• _Stored rows_
- - - - - - -

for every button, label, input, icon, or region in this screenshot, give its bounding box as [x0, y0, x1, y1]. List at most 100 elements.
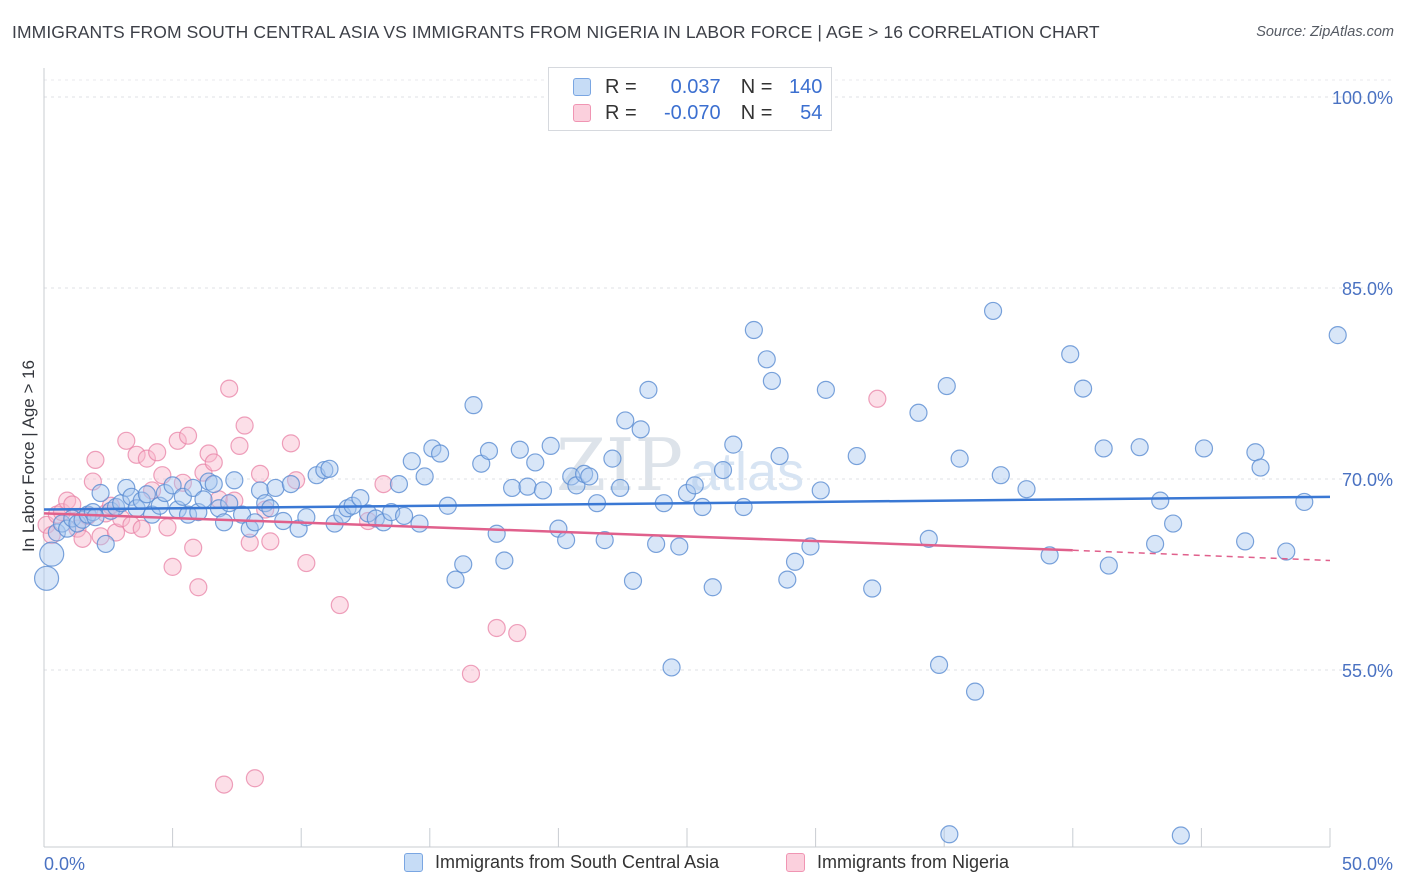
- scatter-point-south-central-asia: [770, 446, 789, 466]
- scatter-point-nigeria: [158, 518, 177, 537]
- scatter-point-south-central-asia: [670, 537, 689, 556]
- scatter-point-south-central-asia: [557, 531, 576, 550]
- scatter-point-south-central-asia: [225, 471, 244, 490]
- scatter-point-nigeria: [137, 449, 156, 468]
- scatter-point-south-central-asia: [816, 380, 835, 399]
- scatter-point-nigeria: [106, 523, 126, 542]
- scatter-point-south-central-asia: [950, 449, 969, 468]
- scatter-point-south-central-asia: [1328, 326, 1347, 345]
- y-tick-label: 85.0%: [1342, 279, 1393, 299]
- scatter-point-south-central-asia: [86, 508, 105, 527]
- scatter-point-nigeria: [148, 443, 167, 462]
- scatter-point-south-central-asia: [446, 570, 465, 589]
- y-tick-labels: 100.0% 85.0% 70.0% 55.0%: [1332, 88, 1393, 681]
- scatter-point-nigeria: [297, 553, 316, 573]
- scatter-point-south-central-asia: [163, 476, 182, 495]
- legend-swatch-pink: [573, 104, 591, 122]
- y-axis-title: In Labor Force | Age > 16: [19, 360, 38, 552]
- scatter-point-south-central-asia: [1130, 438, 1149, 457]
- scatter-point-south-central-asia: [430, 444, 450, 463]
- scatter-point-south-central-asia: [724, 435, 743, 454]
- scatter-point-nigeria: [487, 618, 506, 638]
- scatter-point-south-central-asia: [194, 490, 213, 509]
- scatter-point-south-central-asia: [320, 459, 339, 478]
- scatter-point-south-central-asia: [1099, 556, 1118, 575]
- x-tick-label: 0.0%: [44, 854, 85, 874]
- scatter-point-south-central-asia: [1151, 491, 1170, 510]
- scatter-point-south-central-asia: [677, 483, 697, 503]
- y-tick-label: 100.0%: [1332, 88, 1393, 108]
- scatter-point-south-central-asia: [623, 571, 643, 590]
- x-tick-label: 50.0%: [1342, 854, 1393, 874]
- scatter-point-south-central-asia: [526, 453, 545, 472]
- legend-n-label: N =: [740, 101, 773, 124]
- stats-legend-row-blue: R = 0.037 N = 140: [573, 75, 822, 99]
- scatter-point-south-central-asia: [204, 474, 223, 494]
- bottom-legend-swatch-pink: [786, 853, 805, 872]
- scatter-point-nigeria: [230, 436, 249, 455]
- scatter-point-nigeria: [214, 775, 234, 794]
- axes: [43, 68, 1331, 848]
- scatter-point-south-central-asia: [965, 682, 985, 701]
- scatter-point-south-central-asia: [631, 420, 650, 439]
- scatter-point-south-central-asia: [533, 481, 553, 500]
- scatter-point-south-central-asia: [611, 478, 630, 498]
- scatter-point-nigeria: [281, 434, 301, 453]
- scatter-point-south-central-asia: [58, 519, 77, 538]
- scatter-point-nigeria: [73, 529, 92, 548]
- bottom-legend-item-south-central-asia: Immigrants from South Central Asia: [404, 852, 719, 873]
- scatter-point-south-central-asia: [510, 440, 529, 459]
- x-tick-labels: 0.0% 50.0%: [44, 854, 1393, 874]
- trend-line-nigeria-extension: [1072, 549, 1331, 562]
- scatter-point-nigeria: [508, 623, 527, 643]
- bottom-legend-item-nigeria: Immigrants from Nigeria: [786, 852, 1009, 873]
- scatter-point-south-central-asia: [909, 403, 928, 422]
- scatter-point-south-central-asia: [394, 506, 414, 526]
- scatter-point-nigeria: [117, 431, 136, 450]
- scatter-point-south-central-asia: [1094, 439, 1113, 458]
- scatter-point-south-central-asia: [351, 489, 370, 508]
- scatter-point-nigeria: [189, 578, 208, 597]
- legend-n-value: 140: [789, 75, 823, 98]
- scatter-point-nigeria: [261, 532, 280, 551]
- scatter-point-south-central-asia: [1164, 514, 1183, 533]
- scatter-point-south-central-asia: [91, 483, 110, 503]
- scatter-point-south-central-asia: [503, 478, 522, 498]
- scatter-point-south-central-asia: [1061, 345, 1080, 364]
- scatter-point-south-central-asia: [762, 371, 781, 391]
- scatter-point-south-central-asia: [454, 555, 473, 574]
- scatter-point-south-central-asia: [214, 513, 234, 532]
- scatter-point-south-central-asia: [1194, 439, 1214, 458]
- scatter-point-south-central-asia: [1040, 546, 1059, 565]
- scatter-point-south-central-asia: [595, 531, 614, 550]
- scatter-point-south-central-asia: [541, 436, 560, 455]
- y-tick-label: 70.0%: [1342, 470, 1393, 490]
- scatter-point-nigeria: [178, 426, 198, 445]
- legend-swatch-blue: [573, 78, 591, 96]
- scatter-point-south-central-asia: [199, 472, 218, 491]
- scatter-point-nigeria: [250, 464, 270, 484]
- scatter-point-nigeria: [184, 538, 203, 557]
- scatter-point-nigeria: [42, 525, 61, 545]
- scatter-point-south-central-asia: [693, 497, 712, 517]
- bottom-legend-swatch-blue: [404, 853, 423, 872]
- scatter-point-south-central-asia: [1246, 443, 1265, 462]
- chart-title: IMMIGRANTS FROM SOUTH CENTRAL ASIA VS IM…: [12, 22, 1100, 42]
- legend-r-label: R =: [605, 101, 637, 124]
- trend-line-nigeria: [43, 512, 1073, 552]
- scatter-point-south-central-asia: [647, 534, 666, 554]
- y-tick-label: 55.0%: [1342, 661, 1393, 681]
- source-label: Source: ZipAtlas.com: [1256, 24, 1394, 40]
- scatter-point-south-central-asia: [937, 376, 956, 396]
- scatter-point-south-central-asia: [266, 478, 285, 498]
- scatter-point-south-central-asia: [1073, 379, 1093, 398]
- scatter-point-south-central-asia: [919, 529, 938, 548]
- scatter-point-nigeria: [240, 533, 259, 552]
- scatter-point-south-central-asia: [518, 477, 537, 496]
- scatter-point-nigeria: [86, 450, 105, 469]
- scatter-point-south-central-asia: [389, 474, 409, 494]
- scatter-point-nigeria: [132, 519, 151, 538]
- scatter-point-south-central-asia: [155, 483, 174, 503]
- scatter-point-south-central-asia: [785, 552, 805, 571]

- - - - - - -

Lay out every line of the data above as a JSON list of strings, one string per line, skipping blank lines and leaving out the pictures.

• _Answer to this problem_
[
  "for every button, label, input, icon, or region in this screenshot, give its bounding box as [x0, y0, x1, y1]. List at most 100 elements.",
  "- scatter-point-south-central-asia: [770, 446, 789, 466]",
  "- scatter-point-nigeria: [158, 518, 177, 537]",
  "- scatter-point-south-central-asia: [670, 537, 689, 556]",
  "- scatter-point-south-central-asia: [557, 531, 576, 550]",
  "- scatter-point-south-central-asia: [225, 471, 244, 490]",
  "- scatter-point-nigeria: [137, 449, 156, 468]",
  "- scatter-point-south-central-asia: [816, 380, 835, 399]",
  "- scatter-point-nigeria: [106, 523, 126, 542]",
  "- scatter-point-south-central-asia: [950, 449, 969, 468]",
  "- scatter-point-south-central-asia: [1328, 326, 1347, 345]",
  "- y-tick-label: 85.0%: [1342, 279, 1393, 299]",
  "- scatter-point-south-central-asia: [86, 508, 105, 527]",
  "- scatter-point-nigeria: [148, 443, 167, 462]",
  "- scatter-point-south-central-asia: [446, 570, 465, 589]",
  "- y-tick-labels: 100.0% 85.0% 70.0% 55.0%: [1332, 88, 1393, 681]",
  "- scatter-point-nigeria: [297, 553, 316, 573]",
  "- scatter-point-south-central-asia: [163, 476, 182, 495]",
  "- legend-swatch-pink: [573, 104, 591, 122]",
  "- y-axis-title: In Labor Force | Age > 16: [19, 360, 38, 552]",
  "- scatter-point-south-central-asia: [1130, 438, 1149, 457]",
  "- scatter-point-south-central-asia: [430, 444, 450, 463]",
  "- scatter-point-south-central-asia: [724, 435, 743, 454]",
  "- scatter-point-nigeria: [487, 618, 506, 638]",
  "- scatter-point-south-central-asia: [194, 490, 213, 509]",
  "- scatter-point-south-central-asia: [320, 459, 339, 478]",
  "- scatter-point-south-central-asia: [1099, 556, 1118, 575]",
  "- x-tick-label: 0.0%: [44, 854, 85, 874]",
  "- scatter-point-south-central-asia: [1151, 491, 1170, 510]",
  "- scatter-point-south-central-asia: [677, 483, 697, 503]",
  "- y-tick-label: 100.0%: [1332, 88, 1393, 108]",
  "- scatter-point-south-central-asia: [623, 571, 643, 590]",
  "- x-tick-label: 50.0%: [1342, 854, 1393, 874]",
  "- scatter-point-south-central-asia: [526, 453, 545, 472]",
  "- legend-n-label: N =: [740, 101, 773, 124]",
  "- stats-legend-row-blue: R = 0.037 N = 140: [573, 75, 822, 99]",
  "- scatter-point-south-central-asia: [204, 474, 223, 494]",
  "- bottom-legend-swatch-pink: [786, 853, 805, 872]",
  "- scatter-point-nigeria: [230, 436, 249, 455]",
  "- scatter-point-nigeria: [214, 775, 234, 794]",
  "- axes: [43, 68, 1331, 848]",
  "- scatter-point-south-central-asia: [965, 682, 985, 701]",
  "- scatter-point-south-central-asia: [631, 420, 650, 439]",
  "- scatter-point-south-central-asia: [533, 481, 553, 500]",
  "- scatter-point-south-central-asia: [611, 478, 630, 498]",
  "- scatter-point-nigeria: [281, 434, 301, 453]",
  "- scatter-point-south-central-asia: [58, 519, 77, 538]",
  "- scatter-point-nigeria: [73, 529, 92, 548]",
  "- bottom-legend-item-south-central-asia: Immigrants from South Central Asia: [404, 852, 719, 873]",
  "- scatter-point-south-central-asia: [510, 440, 529, 459]",
  "- x-tick-labels: 0.0% 50.0%: [44, 854, 1393, 874]",
  "- trend-line-nigeria-extension: [1072, 549, 1331, 562]",
  "- scatter-point-nigeria: [508, 623, 527, 643]",
  "- bottom-legend-item-nigeria: Immigrants from Nigeria: [786, 852, 1009, 873]",
  "- scatter-point-south-central-asia: [909, 403, 928, 422]",
  "- scatter-point-south-central-asia: [394, 506, 414, 526]",
  "- scatter-point-nigeria: [117, 431, 136, 450]",
  "- scatter-point-south-central-asia: [1094, 439, 1113, 458]",
  "- scatter-point-south-central-asia: [351, 489, 370, 508]",
  "- scatter-point-nigeria: [189, 578, 208, 597]",
  "- legend-n-value: 140: [789, 75, 823, 98]",
  "- scatter-point-nigeria: [261, 532, 280, 551]",
  "- scatter-point-south-central-asia: [1164, 514, 1183, 533]",
  "- scatter-point-south-central-asia: [91, 483, 110, 503]",
  "- scatter-point-south-central-asia: [503, 478, 522, 498]",
  "- scatter-point-south-central-asia: [1061, 345, 1080, 364]",
  "- scatter-point-south-central-asia: [762, 371, 781, 391]",
  "- scatter-point-south-central-asia: [454, 555, 473, 574]",
  "- scatter-point-south-central-asia: [214, 513, 234, 532]",
  "- scatter-point-south-central-asia: [1194, 439, 1214, 458]",
  "- scatter-point-south-central-asia: [1040, 546, 1059, 565]",
  "- scatter-point-south-central-asia: [595, 531, 614, 550]",
  "- scatter-point-south-central-asia: [541, 436, 560, 455]",
  "- y-tick-label: 70.0%: [1342, 470, 1393, 490]",
  "- scatter-point-nigeria: [178, 426, 198, 445]",
  "- legend-swatch-blue: [573, 78, 591, 96]",
  "- scatter-point-south-central-asia: [199, 472, 218, 491]",
  "- scatter-point-nigeria: [250, 464, 270, 484]",
  "- scatter-point-nigeria: [184, 538, 203, 557]",
  "- scatter-point-nigeria: [42, 525, 61, 545]",
  "- scatter-point-south-central-asia: [693, 497, 712, 517]",
  "- bottom-legend-swatch-blue: [404, 853, 423, 872]",
  "- scatter-point-south-central-asia: [1246, 443, 1265, 462]",
  "- chart-title: IMMIGRANTS FROM SOUTH CENTRAL ASIA VS IM…: [12, 22, 1100, 42]",
  "- legend-r-label: R =: [605, 101, 637, 124]",
  "- trend-line-nigeria: [43, 512, 1073, 552]",
  "- scatter-point-south-central-asia: [647, 534, 666, 554]",
  "- y-tick-label: 55.0%: [1342, 661, 1393, 681]",
  "- source-label: Source: ZipAtlas.com: [1256, 24, 1394, 40]",
  "- scatter-point-south-central-asia: [937, 376, 956, 396]",
  "- scatter-point-south-central-asia: [266, 478, 285, 498]",
  "- scatter-point-south-central-asia: [1073, 379, 1093, 398]",
  "- scatter-point-south-central-asia: [919, 529, 938, 548]",
  "- scatter-point-nigeria: [240, 533, 259, 552]",
  "- scatter-point-south-central-asia: [518, 477, 537, 496]",
  "- scatter-point-nigeria: [86, 450, 105, 469]",
  "- scatter-point-south-central-asia: [389, 474, 409, 494]",
  "- scatter-point-nigeria: [132, 519, 151, 538]",
  "- scatter-point-south-central-asia: [155, 483, 174, 503]",
  "- scatter-point-south-central-asia: [785, 552, 805, 571]"
]